Find and copy each line of the records where the string "bloghowtostart" shows up.

* START EXERCISE DATA *

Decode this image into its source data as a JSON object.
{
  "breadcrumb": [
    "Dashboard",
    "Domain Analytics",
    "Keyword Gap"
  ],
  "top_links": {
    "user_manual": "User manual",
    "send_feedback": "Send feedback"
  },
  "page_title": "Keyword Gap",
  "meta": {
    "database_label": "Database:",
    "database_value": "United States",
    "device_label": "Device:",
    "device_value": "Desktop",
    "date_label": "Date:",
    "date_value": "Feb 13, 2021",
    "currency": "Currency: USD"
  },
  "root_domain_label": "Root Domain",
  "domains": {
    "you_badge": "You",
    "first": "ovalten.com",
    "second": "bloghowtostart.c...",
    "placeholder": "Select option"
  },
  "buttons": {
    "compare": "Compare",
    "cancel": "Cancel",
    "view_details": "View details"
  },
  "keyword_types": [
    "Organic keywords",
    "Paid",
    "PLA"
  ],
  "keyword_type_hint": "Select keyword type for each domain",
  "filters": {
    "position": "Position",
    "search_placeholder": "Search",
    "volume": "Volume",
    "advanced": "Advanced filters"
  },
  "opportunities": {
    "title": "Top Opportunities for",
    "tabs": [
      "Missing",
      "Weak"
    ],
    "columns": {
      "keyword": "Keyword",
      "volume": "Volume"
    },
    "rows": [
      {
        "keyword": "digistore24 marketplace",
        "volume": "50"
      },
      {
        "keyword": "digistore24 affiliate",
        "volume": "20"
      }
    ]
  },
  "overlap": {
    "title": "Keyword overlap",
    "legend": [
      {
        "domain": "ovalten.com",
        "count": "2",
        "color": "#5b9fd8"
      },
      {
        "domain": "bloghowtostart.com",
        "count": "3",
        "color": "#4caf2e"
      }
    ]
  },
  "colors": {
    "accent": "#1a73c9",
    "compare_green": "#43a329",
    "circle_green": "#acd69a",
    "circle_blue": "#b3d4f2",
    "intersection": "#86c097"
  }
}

* END EXERCISE DATA *

EXPECTED OUTPUT:
    "second": "bloghowtostart.c...",
        "domain": "bloghowtostart.com",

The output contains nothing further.